> **TASK**
Convert the entries, from their first line through the line that contains "239, 125, 253]" (both ends included), into a JSON list of strings with one string per line, leaving out blank lines.
===== EXERCISE INPUT
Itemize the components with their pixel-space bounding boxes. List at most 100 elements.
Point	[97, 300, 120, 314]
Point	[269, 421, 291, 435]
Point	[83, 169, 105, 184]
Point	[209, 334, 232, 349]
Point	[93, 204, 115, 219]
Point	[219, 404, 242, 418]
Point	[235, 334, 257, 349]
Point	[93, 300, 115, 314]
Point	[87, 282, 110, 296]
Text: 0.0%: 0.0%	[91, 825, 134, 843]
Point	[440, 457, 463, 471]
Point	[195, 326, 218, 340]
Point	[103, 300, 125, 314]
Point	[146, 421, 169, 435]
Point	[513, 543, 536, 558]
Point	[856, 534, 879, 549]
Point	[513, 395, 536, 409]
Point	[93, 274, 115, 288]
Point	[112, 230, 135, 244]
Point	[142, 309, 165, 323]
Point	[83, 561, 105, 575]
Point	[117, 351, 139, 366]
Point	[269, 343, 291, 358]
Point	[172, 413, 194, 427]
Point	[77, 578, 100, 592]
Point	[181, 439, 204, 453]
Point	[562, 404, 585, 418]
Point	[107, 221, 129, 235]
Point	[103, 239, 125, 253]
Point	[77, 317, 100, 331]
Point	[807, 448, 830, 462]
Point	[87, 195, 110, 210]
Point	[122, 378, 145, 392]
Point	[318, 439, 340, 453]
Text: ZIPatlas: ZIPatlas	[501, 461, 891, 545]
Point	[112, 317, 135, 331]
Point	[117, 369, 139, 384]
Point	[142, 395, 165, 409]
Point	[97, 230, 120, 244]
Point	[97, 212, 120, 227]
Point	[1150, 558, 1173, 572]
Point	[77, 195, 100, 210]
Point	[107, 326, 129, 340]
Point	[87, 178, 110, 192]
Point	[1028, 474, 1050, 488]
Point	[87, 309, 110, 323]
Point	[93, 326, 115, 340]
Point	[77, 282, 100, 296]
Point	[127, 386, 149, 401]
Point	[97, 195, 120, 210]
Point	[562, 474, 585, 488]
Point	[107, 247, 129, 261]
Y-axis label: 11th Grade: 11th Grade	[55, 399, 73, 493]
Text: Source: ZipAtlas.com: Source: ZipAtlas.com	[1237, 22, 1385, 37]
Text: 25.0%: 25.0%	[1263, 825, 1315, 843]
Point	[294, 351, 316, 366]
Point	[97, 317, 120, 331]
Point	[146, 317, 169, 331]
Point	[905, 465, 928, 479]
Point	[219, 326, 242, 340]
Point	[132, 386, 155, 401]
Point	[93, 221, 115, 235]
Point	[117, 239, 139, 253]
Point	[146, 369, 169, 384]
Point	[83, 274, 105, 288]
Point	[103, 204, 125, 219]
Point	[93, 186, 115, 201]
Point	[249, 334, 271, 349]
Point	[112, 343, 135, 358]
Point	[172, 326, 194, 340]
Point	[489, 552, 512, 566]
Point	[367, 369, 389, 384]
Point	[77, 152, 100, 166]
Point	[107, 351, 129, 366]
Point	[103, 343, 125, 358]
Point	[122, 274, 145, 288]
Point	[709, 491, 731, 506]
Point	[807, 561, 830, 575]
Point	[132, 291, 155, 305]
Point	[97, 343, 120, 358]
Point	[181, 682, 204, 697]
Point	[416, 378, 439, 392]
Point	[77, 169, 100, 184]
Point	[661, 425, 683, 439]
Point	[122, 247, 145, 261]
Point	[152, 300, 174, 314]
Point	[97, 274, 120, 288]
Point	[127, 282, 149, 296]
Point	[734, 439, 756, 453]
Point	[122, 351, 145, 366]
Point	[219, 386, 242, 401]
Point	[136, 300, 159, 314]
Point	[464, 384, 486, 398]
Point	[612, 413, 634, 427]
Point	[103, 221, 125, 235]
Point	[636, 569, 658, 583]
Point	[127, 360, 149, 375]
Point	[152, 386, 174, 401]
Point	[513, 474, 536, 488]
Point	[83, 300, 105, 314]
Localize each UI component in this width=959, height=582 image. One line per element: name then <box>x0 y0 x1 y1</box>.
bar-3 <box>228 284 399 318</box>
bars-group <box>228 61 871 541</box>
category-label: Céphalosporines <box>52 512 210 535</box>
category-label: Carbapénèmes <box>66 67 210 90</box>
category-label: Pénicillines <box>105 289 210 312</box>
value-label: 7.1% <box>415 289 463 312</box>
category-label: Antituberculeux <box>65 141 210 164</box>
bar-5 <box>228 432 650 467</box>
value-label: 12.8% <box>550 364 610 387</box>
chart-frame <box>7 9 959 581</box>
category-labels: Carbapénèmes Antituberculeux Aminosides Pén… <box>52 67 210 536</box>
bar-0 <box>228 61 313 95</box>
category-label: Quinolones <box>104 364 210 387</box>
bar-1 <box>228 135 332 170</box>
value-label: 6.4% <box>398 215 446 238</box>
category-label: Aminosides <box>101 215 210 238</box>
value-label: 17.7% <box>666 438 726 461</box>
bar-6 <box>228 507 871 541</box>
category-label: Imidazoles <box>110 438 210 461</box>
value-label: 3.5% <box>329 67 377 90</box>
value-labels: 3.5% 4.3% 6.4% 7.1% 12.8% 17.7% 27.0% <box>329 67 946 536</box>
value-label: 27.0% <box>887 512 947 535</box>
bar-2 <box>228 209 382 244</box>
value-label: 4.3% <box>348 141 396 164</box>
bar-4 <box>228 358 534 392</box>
==========
> **TASK RESULT**
[
  "Itemize the components with their pixel-space bounding boxes. List at most 100 elements.",
  "Point\t[97, 300, 120, 314]",
  "Point\t[269, 421, 291, 435]",
  "Point\t[83, 169, 105, 184]",
  "Point\t[209, 334, 232, 349]",
  "Point\t[93, 204, 115, 219]",
  "Point\t[219, 404, 242, 418]",
  "Point\t[235, 334, 257, 349]",
  "Point\t[93, 300, 115, 314]",
  "Point\t[87, 282, 110, 296]",
  "Text: 0.0%: 0.0%\t[91, 825, 134, 843]",
  "Point\t[440, 457, 463, 471]",
  "Point\t[195, 326, 218, 340]",
  "Point\t[103, 300, 125, 314]",
  "Point\t[146, 421, 169, 435]",
  "Point\t[513, 543, 536, 558]",
  "Point\t[856, 534, 879, 549]",
  "Point\t[513, 395, 536, 409]",
  "Point\t[93, 274, 115, 288]",
  "Point\t[112, 230, 135, 244]",
  "Point\t[142, 309, 165, 323]",
  "Point\t[83, 561, 105, 575]",
  "Point\t[117, 351, 139, 366]",
  "Point\t[269, 343, 291, 358]",
  "Point\t[172, 413, 194, 427]",
  "Point\t[77, 578, 100, 592]",
  "Point\t[181, 439, 204, 453]",
  "Point\t[562, 404, 585, 418]",
  "Point\t[107, 221, 129, 235]",
  "Point\t[103, 239, 125, 253]"
]